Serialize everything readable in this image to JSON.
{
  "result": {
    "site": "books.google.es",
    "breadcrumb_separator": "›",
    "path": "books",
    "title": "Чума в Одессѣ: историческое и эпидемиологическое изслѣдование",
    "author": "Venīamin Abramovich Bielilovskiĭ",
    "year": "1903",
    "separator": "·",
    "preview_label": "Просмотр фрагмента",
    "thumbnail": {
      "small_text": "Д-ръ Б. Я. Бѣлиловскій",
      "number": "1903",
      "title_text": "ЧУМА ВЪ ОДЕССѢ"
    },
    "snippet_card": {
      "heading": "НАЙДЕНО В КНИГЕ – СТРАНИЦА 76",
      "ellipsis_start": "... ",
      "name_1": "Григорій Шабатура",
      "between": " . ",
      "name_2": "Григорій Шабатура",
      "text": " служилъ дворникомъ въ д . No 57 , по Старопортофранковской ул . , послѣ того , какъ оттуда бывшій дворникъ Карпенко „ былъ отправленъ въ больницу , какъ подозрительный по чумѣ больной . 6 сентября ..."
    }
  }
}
------------------------------
■ **Written problem**: Nothing should be left out: return all of the records exactly.

■ **Exercise output**:
Serialize everything readable in this image to JSON.
{
  "result": {
    "site": "books.google.es",
    "breadcrumb_separator": "›",
    "path": "books",
    "title": "Чума в Одессѣ: историческое и эпидемиологическое изслѣдование",
    "author": "Venīamin Abramovich Bielilovskiĭ",
    "year": "1903",
    "separator": "·",
    "preview_label": "Просмотр фрагмента",
    "thumbnail": {
      "small_text": "Д-ръ Б. Я. Бѣлиловскій",
      "number": "1903",
      "title_text": "ЧУМА ВЪ ОДЕССѢ"
    },
    "snippet_card": {
      "heading": "НАЙДЕНО В КНИГЕ – СТРАНИЦА 76",
      "ellipsis_start": "... ",
      "name_1": "Григорій Шабатура",
      "between": " . ",
      "name_2": "Григорій Шабатура",
      "text": " служилъ дворникомъ въ д . No 57 , по Старопортофранковской ул . , послѣ того , какъ оттуда бывшій дворникъ Карпенко „ былъ отправленъ въ больницу , какъ подозрительный по чумѣ больной . 6 сентября ..."
    }
  }
}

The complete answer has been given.